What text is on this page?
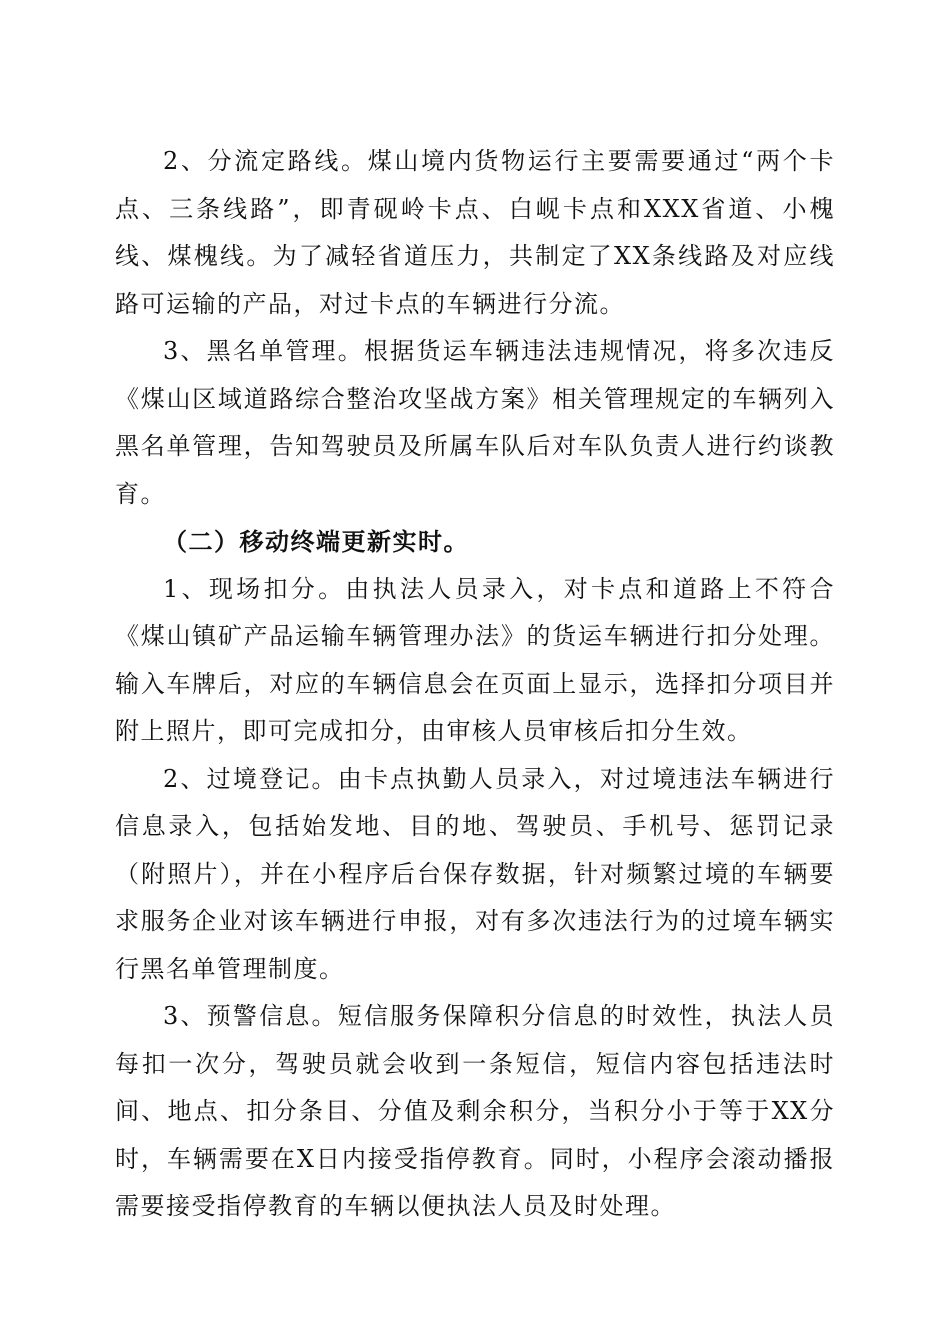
2、分流定路线。煤山境内货物运行主要需要通过“两个卡点、三条线路”，即青砚岭卡点、白岘卡点和XXX省道、小槐线、煤槐线。为了减轻省道压力，共制定了XX条线路及对应线路可运输的产品，对过卡点的车辆进行分流。

3、黑名单管理。根据货运车辆违法违规情况，将多次违反《煤山区域道路综合整治攻坚战方案》相关管理规定的车辆列入黑名单管理，告知驾驶员及所属车队后对车队负责人进行约谈教育。

（二）移动终端更新实时。

1、现场扣分。由执法人员录入，对卡点和道路上不符合《煤山镇矿产品运输车辆管理办法》的货运车辆进行扣分处理。输入车牌后，对应的车辆信息会在页面上显示，选择扣分项目并附上照片，即可完成扣分，由审核人员审核后扣分生效。

2、过境登记。由卡点执勤人员录入，对过境违法车辆进行信息录入，包括始发地、目的地、驾驶员、手机号、惩罚记录（附照片），并在小程序后台保存数据，针对频繁过境的车辆要求服务企业对该车辆进行申报，对有多次违法行为的过境车辆实行黑名单管理制度。

3、预警信息。短信服务保障积分信息的时效性，执法人员每扣一次分，驾驶员就会收到一条短信，短信内容包括违法时间、地点、扣分条目、分值及剩余积分，当积分小于等于XX分时，车辆需要在X日内接受指停教育。同时，小程序会滚动播报需要接受指停教育的车辆以便执法人员及时处理。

==================================================

PROBLEM TO WORK ON:
Using the material above, set down every line exactly, but skip the pictures.

REPLY TO THE TASK:
What text is on this page?
2、分流定路线。煤山境内货物运行主要需要通过“两个卡点、三条线路”，即青砚岭卡点、白岘卡点和XXX省道、小槐线、煤槐线。为了减轻省道压力，共制定了XX条线路及对应线路可运输的产品，对过卡点的车辆进行分流。

3、黑名单管理。根据货运车辆违法违规情况，将多次违反《煤山区域道路综合整治攻坚战方案》相关管理规定的车辆列入黑名单管理，告知驾驶员及所属车队后对车队负责人进行约谈教育。

（二）移动终端更新实时。

1、现场扣分。由执法人员录入，对卡点和道路上不符合《煤山镇矿产品运输车辆管理办法》的货运车辆进行扣分处理。输入车牌后，对应的车辆信息会在页面上显示，选择扣分项目并附上照片，即可完成扣分，由审核人员审核后扣分生效。

2、过境登记。由卡点执勤人员录入，对过境违法车辆进行信息录入，包括始发地、目的地、驾驶员、手机号、惩罚记录（附照片），并在小程序后台保存数据，针对频繁过境的车辆要求服务企业对该车辆进行申报，对有多次违法行为的过境车辆实行黑名单管理制度。

3、预警信息。短信服务保障积分信息的时效性，执法人员每扣一次分，驾驶员就会收到一条短信，短信内容包括违法时间、地点、扣分条目、分值及剩余积分，当积分小于等于XX分时，车辆需要在X日内接受指停教育。同时，小程序会滚动播报需要接受指停教育的车辆以便执法人员及时处理。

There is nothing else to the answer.